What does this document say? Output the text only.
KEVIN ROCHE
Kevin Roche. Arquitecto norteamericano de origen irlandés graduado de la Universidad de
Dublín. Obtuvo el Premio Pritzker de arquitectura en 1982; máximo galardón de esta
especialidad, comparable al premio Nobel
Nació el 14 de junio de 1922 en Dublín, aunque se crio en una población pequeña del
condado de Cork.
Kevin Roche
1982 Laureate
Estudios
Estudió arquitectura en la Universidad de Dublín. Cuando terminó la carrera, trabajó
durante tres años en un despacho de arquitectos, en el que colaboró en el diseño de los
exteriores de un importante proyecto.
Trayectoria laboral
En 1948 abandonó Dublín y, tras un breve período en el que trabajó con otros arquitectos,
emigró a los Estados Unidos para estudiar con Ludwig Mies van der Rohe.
+++
PROBLEM REQUIREMENTS:
Copy every line of the records above that holds the word "arquitectos".

REPLY TO THE EXERCISE:
durante tres años en un despacho de arquitectos, en el que colaboró en el diseño de los
En 1948 abandonó Dublín y, tras un breve período en el que trabajó con otros arquitectos,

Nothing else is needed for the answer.